— Begin —

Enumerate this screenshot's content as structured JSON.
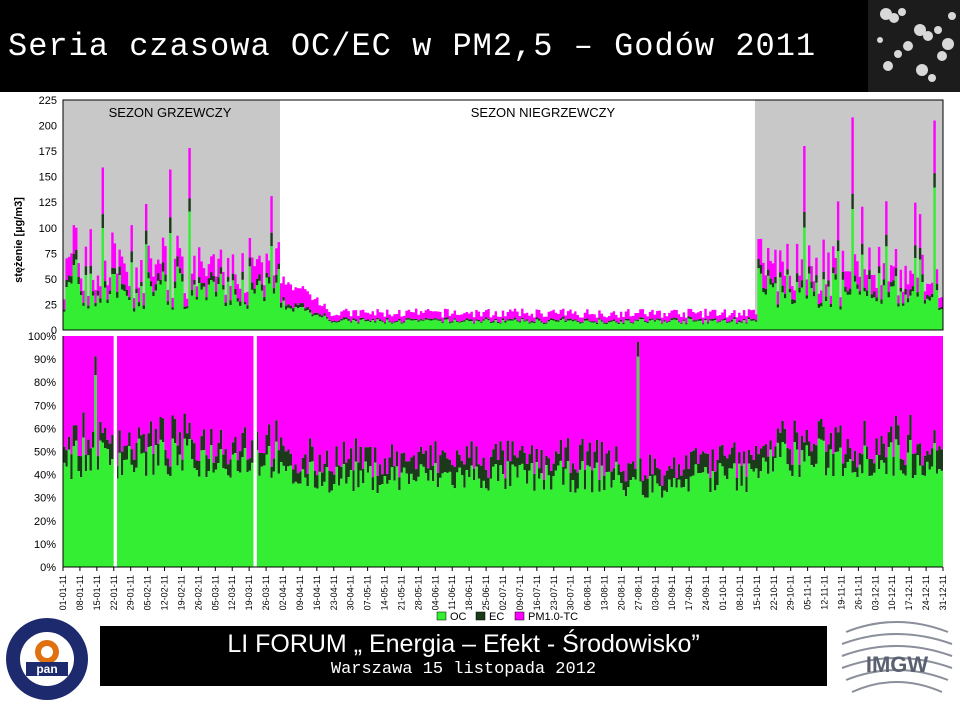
{
  "header": {
    "title": "Seria czasowa OC/EC w PM2,5 – Godów 2011"
  },
  "footer": {
    "title": "LI FORUM „ Energia – Efekt - Środowisko”",
    "subtitle": "Warszawa 15 listopada 2012",
    "logo_left_text": "INSTYTUT PODSTAW INŻYNIERII ŚRODOWISKA",
    "logo_left_mark": "pan",
    "logo_right_text": "IMGW"
  },
  "chart_data": [
    {
      "type": "area",
      "title": "",
      "ylabel": "stężenie [µg/m3]",
      "xlabel": "",
      "ylim": [
        0,
        225
      ],
      "yticks": [
        "0",
        "25",
        "50",
        "75",
        "100",
        "125",
        "150",
        "175",
        "200",
        "225"
      ],
      "season_labels": [
        "SEZON GRZEWCZY",
        "SEZON NIEGRZEWCZY"
      ],
      "season_bands": [
        [
          "2011-01-01",
          "2011-03-31"
        ],
        [
          "2011-10-15",
          "2011-12-31"
        ]
      ],
      "series": [
        {
          "name": "OC",
          "color": "#33ee33",
          "values": []
        },
        {
          "name": "EC",
          "color": "#1a3a1a",
          "values": []
        },
        {
          "name": "PM1.0-TC",
          "color": "#ff00ff",
          "values": []
        }
      ],
      "total_peaks": [
        {
          "x": "2011-01-17",
          "y": 159
        },
        {
          "x": "2011-02-14",
          "y": 157
        },
        {
          "x": "2011-02-22",
          "y": 178
        },
        {
          "x": "2011-03-28",
          "y": 131
        },
        {
          "x": "2011-11-04",
          "y": 180
        },
        {
          "x": "2011-11-24",
          "y": 208
        },
        {
          "x": "2011-12-28",
          "y": 205
        }
      ]
    },
    {
      "type": "area",
      "title": "",
      "ylim": [
        0,
        100
      ],
      "yticks": [
        "0%",
        "10%",
        "20%",
        "30%",
        "40%",
        "50%",
        "60%",
        "70%",
        "80%",
        "90%",
        "100%"
      ],
      "x_start": "2011-01-01",
      "x_end": "2011-12-31",
      "xticks": [
        "01-01-11",
        "08-01-11",
        "15-01-11",
        "22-01-11",
        "29-01-11",
        "05-02-11",
        "12-02-11",
        "19-02-11",
        "26-02-11",
        "05-03-11",
        "12-03-11",
        "19-03-11",
        "26-03-11",
        "02-04-11",
        "09-04-11",
        "16-04-11",
        "23-04-11",
        "30-04-11",
        "07-05-11",
        "14-05-11",
        "21-05-11",
        "28-05-11",
        "04-06-11",
        "11-06-11",
        "18-06-11",
        "25-06-11",
        "02-07-11",
        "09-07-11",
        "16-07-11",
        "23-07-11",
        "30-07-11",
        "06-08-11",
        "13-08-11",
        "20-08-11",
        "27-08-11",
        "03-09-11",
        "10-09-11",
        "17-09-11",
        "24-09-11",
        "01-10-11",
        "08-10-11",
        "15-10-11",
        "22-10-11",
        "29-10-11",
        "05-11-11",
        "12-11-11",
        "19-11-11",
        "26-11-11",
        "03-12-11",
        "10-12-11",
        "17-12-11",
        "24-12-11",
        "31-12-11"
      ],
      "series": [
        {
          "name": "OC",
          "color": "#33ee33",
          "values": []
        },
        {
          "name": "EC",
          "color": "#1a3a1a",
          "values": []
        },
        {
          "name": "PM1.0-TC",
          "color": "#ff00ff",
          "values": []
        }
      ],
      "gaps": [
        "2011-01-22",
        "2011-03-21"
      ],
      "oc_share_peaks": [
        {
          "x": "2011-01-14",
          "y": 87
        },
        {
          "x": "2011-08-27",
          "y": 95
        }
      ]
    }
  ],
  "legend": [
    "OC",
    "EC",
    "PM1.0-TC"
  ]
}
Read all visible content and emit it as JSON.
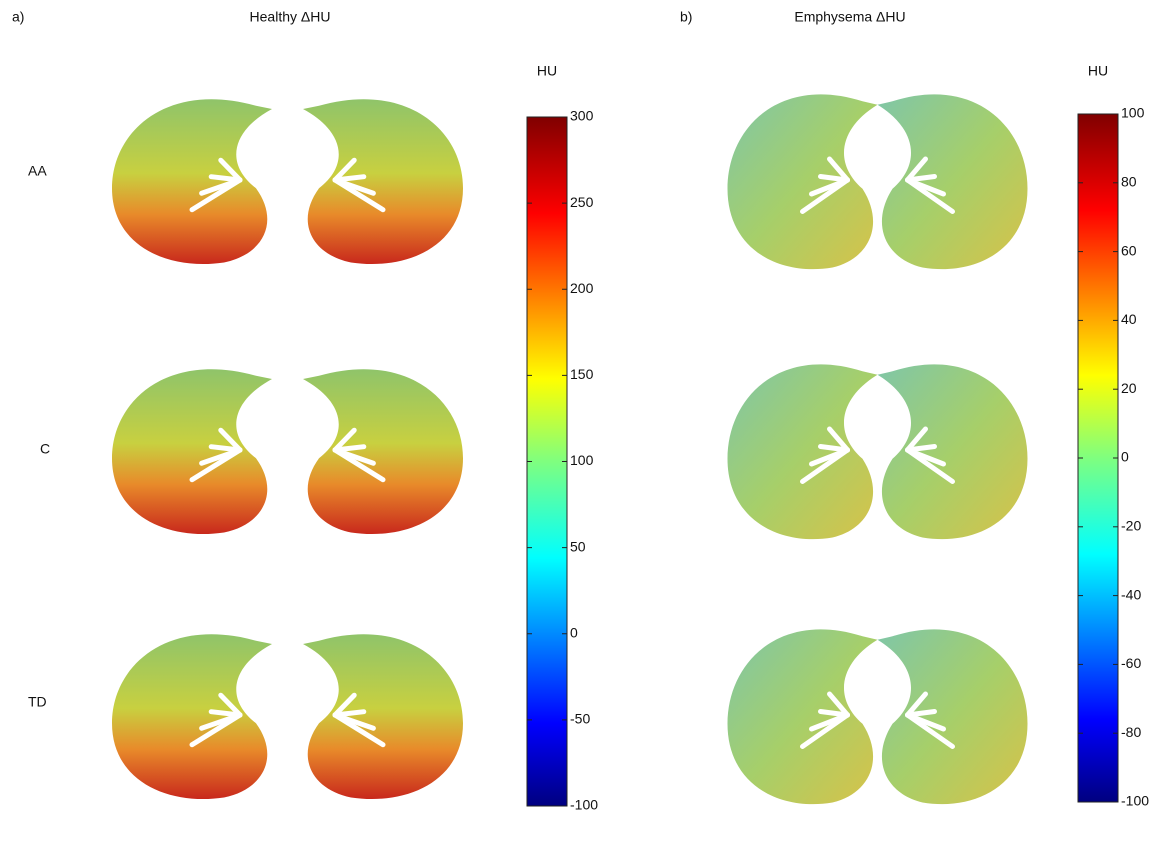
{
  "panels": [
    {
      "label": "a)",
      "title": "Healthy ΔHU",
      "rows": [
        "AA",
        "C",
        "TD"
      ],
      "colorbar": {
        "label": "HU",
        "lim": [
          -100,
          300
        ],
        "ticks": [
          300,
          250,
          200,
          150,
          100,
          50,
          0,
          -50,
          -100
        ]
      }
    },
    {
      "label": "b)",
      "title": "Emphysema ΔHU",
      "colorbar": {
        "label": "HU",
        "lim": [
          -100,
          100
        ],
        "ticks": [
          100,
          80,
          60,
          40,
          20,
          0,
          -20,
          -40,
          -60,
          -80,
          -100
        ]
      }
    }
  ]
}
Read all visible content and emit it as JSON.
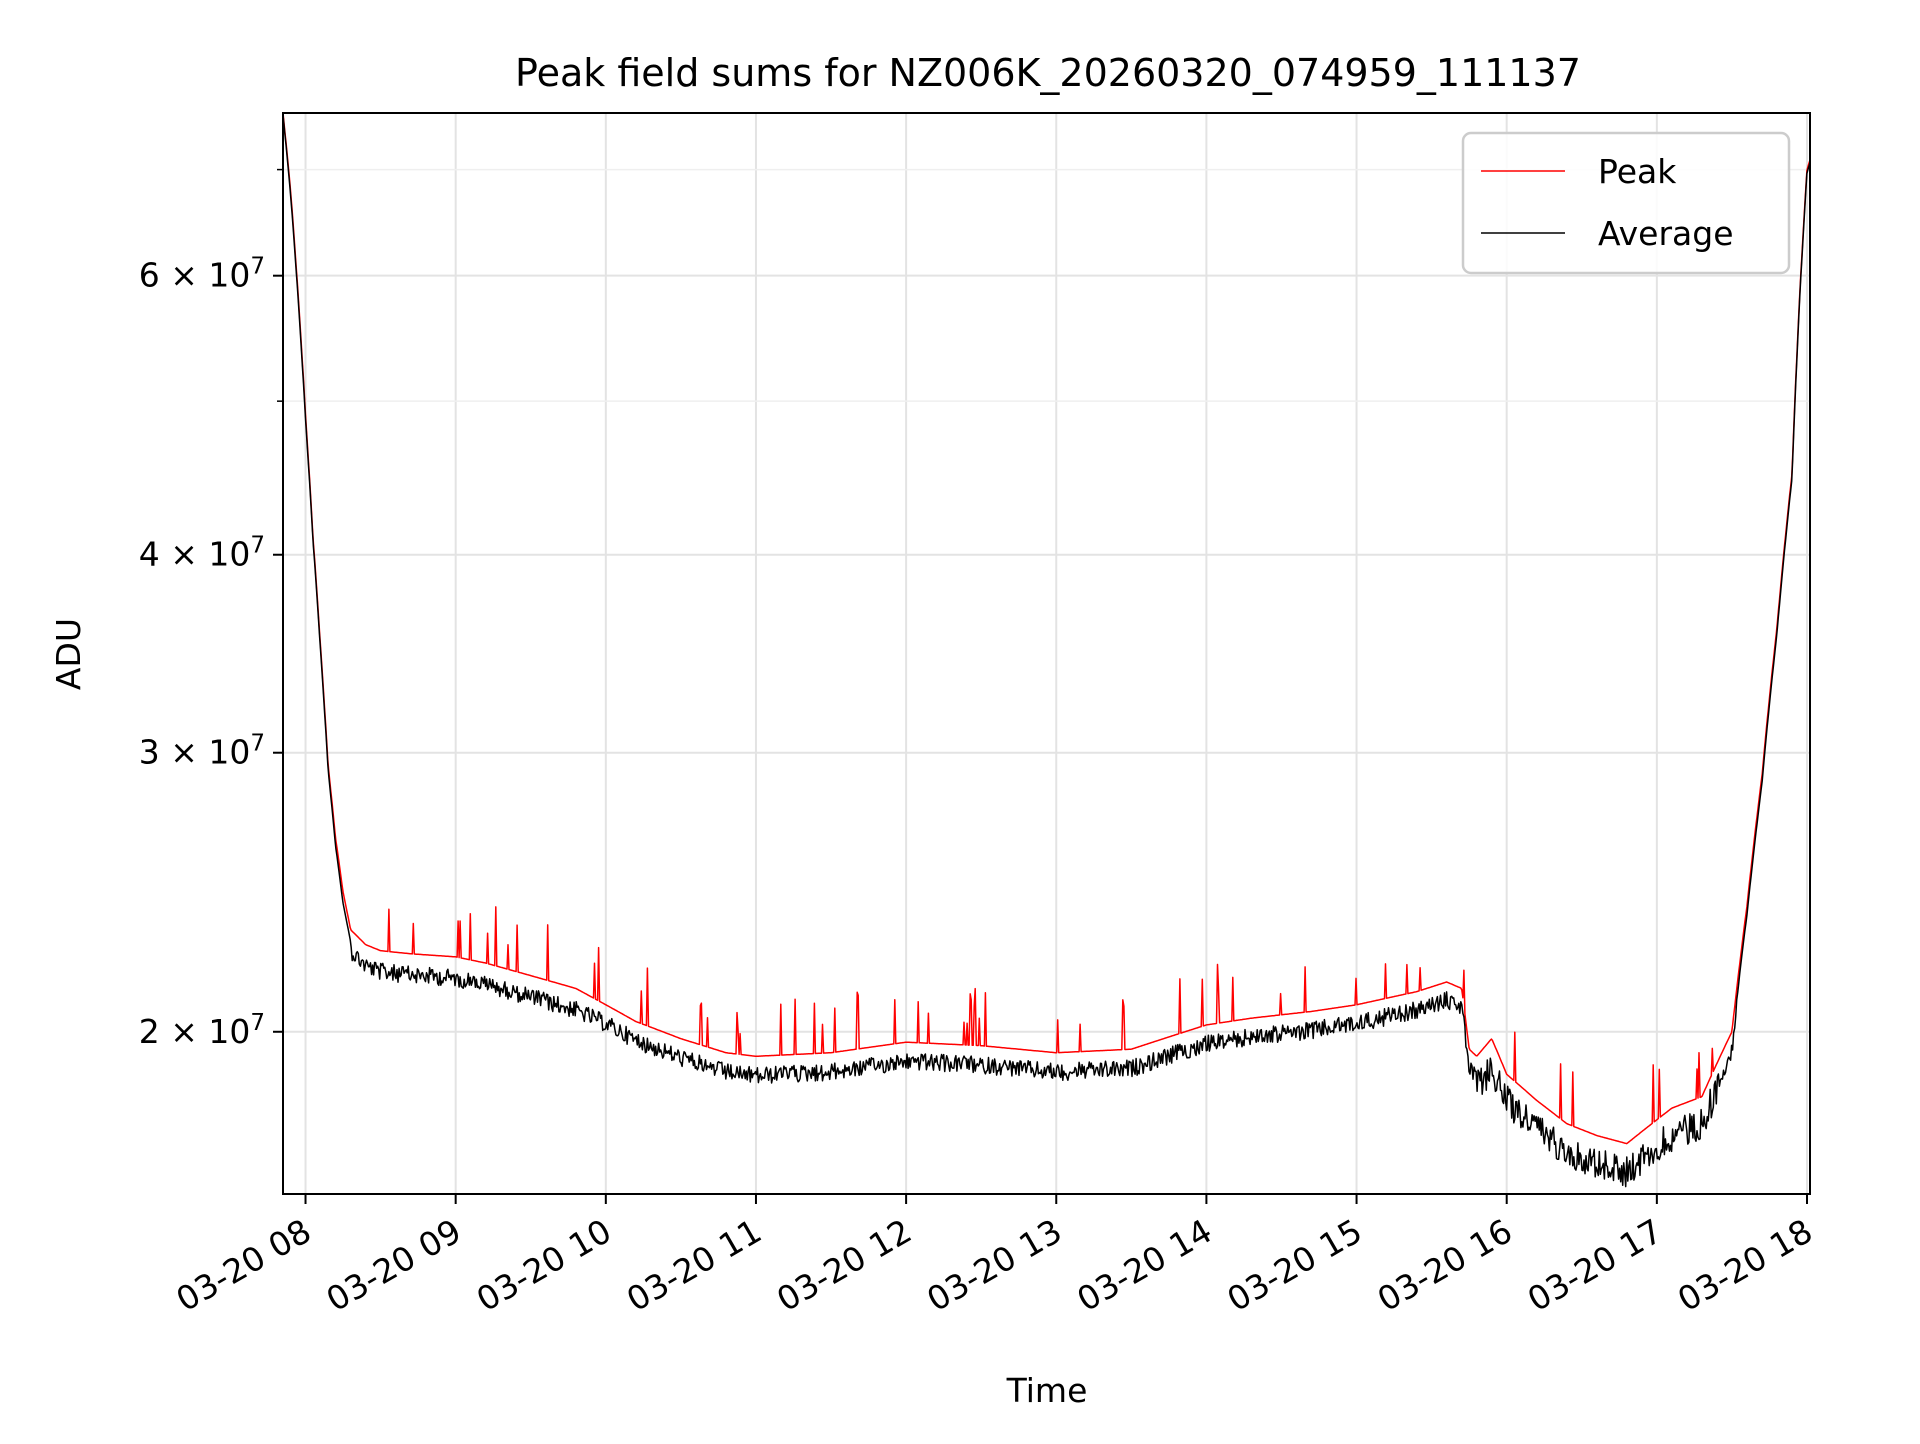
{
  "chart_data": {
    "type": "line",
    "title": "Peak field sums for NZ006K_20260320_074959_111137",
    "xlabel": "Time",
    "ylabel": "ADU",
    "y_scale": "log",
    "ylim": [
      15800000,
      76000000
    ],
    "xlim_hours": [
      7.85,
      18.02
    ],
    "grid": true,
    "legend_position": "top-right",
    "x_ticks": [
      {
        "hour": 8,
        "label": "03-20 08"
      },
      {
        "hour": 9,
        "label": "03-20 09"
      },
      {
        "hour": 10,
        "label": "03-20 10"
      },
      {
        "hour": 11,
        "label": "03-20 11"
      },
      {
        "hour": 12,
        "label": "03-20 12"
      },
      {
        "hour": 13,
        "label": "03-20 13"
      },
      {
        "hour": 14,
        "label": "03-20 14"
      },
      {
        "hour": 15,
        "label": "03-20 15"
      },
      {
        "hour": 16,
        "label": "03-20 16"
      },
      {
        "hour": 17,
        "label": "03-20 17"
      },
      {
        "hour": 18,
        "label": "03-20 18"
      }
    ],
    "y_ticks": [
      {
        "value": 20000000,
        "mantissa": "2",
        "exponent": "7"
      },
      {
        "value": 30000000,
        "mantissa": "3",
        "exponent": "7"
      },
      {
        "value": 40000000,
        "mantissa": "4",
        "exponent": "7"
      },
      {
        "value": 60000000,
        "mantissa": "6",
        "exponent": "7"
      }
    ],
    "y_minor_ticks": [
      50000000,
      70000000
    ],
    "series": [
      {
        "name": "Peak",
        "color": "#ff0000",
        "x": [
          7.85,
          7.9,
          8.0,
          8.05,
          8.1,
          8.15,
          8.2,
          8.25,
          8.3,
          8.4,
          8.5,
          8.7,
          9.0,
          9.2,
          9.5,
          9.8,
          10.0,
          10.2,
          10.5,
          10.8,
          11.0,
          11.5,
          12.0,
          12.5,
          13.0,
          13.5,
          14.0,
          14.3,
          14.7,
          15.0,
          15.4,
          15.6,
          15.7,
          15.75,
          15.8,
          15.9,
          16.0,
          16.2,
          16.4,
          16.6,
          16.8,
          16.9,
          17.0,
          17.1,
          17.3,
          17.5,
          17.6,
          17.7,
          17.8,
          17.9,
          17.95,
          18.0,
          18.02
        ],
        "y": [
          76000000,
          68000000,
          49000000,
          41000000,
          35000000,
          29500000,
          26500000,
          24500000,
          23200000,
          22700000,
          22500000,
          22400000,
          22300000,
          22100000,
          21700000,
          21300000,
          20800000,
          20300000,
          19800000,
          19400000,
          19300000,
          19400000,
          19700000,
          19600000,
          19400000,
          19500000,
          20200000,
          20400000,
          20600000,
          20800000,
          21200000,
          21500000,
          21300000,
          19500000,
          19300000,
          19800000,
          18800000,
          18100000,
          17500000,
          17200000,
          17000000,
          17300000,
          17600000,
          17900000,
          18200000,
          20000000,
          24000000,
          29000000,
          36000000,
          45000000,
          58000000,
          70000000,
          71000000
        ]
      },
      {
        "name": "Average",
        "color": "#000000",
        "x": [
          7.85,
          7.9,
          8.0,
          8.05,
          8.1,
          8.15,
          8.2,
          8.25,
          8.3,
          8.4,
          8.5,
          8.7,
          9.0,
          9.2,
          9.5,
          9.8,
          10.0,
          10.2,
          10.5,
          10.8,
          11.0,
          11.5,
          12.0,
          12.5,
          13.0,
          13.5,
          14.0,
          14.3,
          14.7,
          15.0,
          15.4,
          15.6,
          15.7,
          15.75,
          15.8,
          15.9,
          16.0,
          16.2,
          16.4,
          16.6,
          16.8,
          16.9,
          17.0,
          17.1,
          17.3,
          17.5,
          17.6,
          17.7,
          17.8,
          17.9,
          17.95,
          18.0,
          18.02
        ],
        "y": [
          75800000,
          67600000,
          48700000,
          40800000,
          34800000,
          29300000,
          26200000,
          24100000,
          22800000,
          22300000,
          22100000,
          22000000,
          21900000,
          21700000,
          21300000,
          20900000,
          20500000,
          20000000,
          19500000,
          19100000,
          19000000,
          19100000,
          19400000,
          19300000,
          19100000,
          19200000,
          19900000,
          20100000,
          20300000,
          20500000,
          20900000,
          21200000,
          21000000,
          19200000,
          18900000,
          19400000,
          18500000,
          17800000,
          17200000,
          16900000,
          16700000,
          17000000,
          17300000,
          17600000,
          17900000,
          19700000,
          23700000,
          28700000,
          35700000,
          44700000,
          57700000,
          69700000,
          70700000
        ]
      }
    ]
  }
}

— End —

■ Required work
Determine how many lines of the listing above hold the word "mantissa". Report that number without anything else.

■ Response
4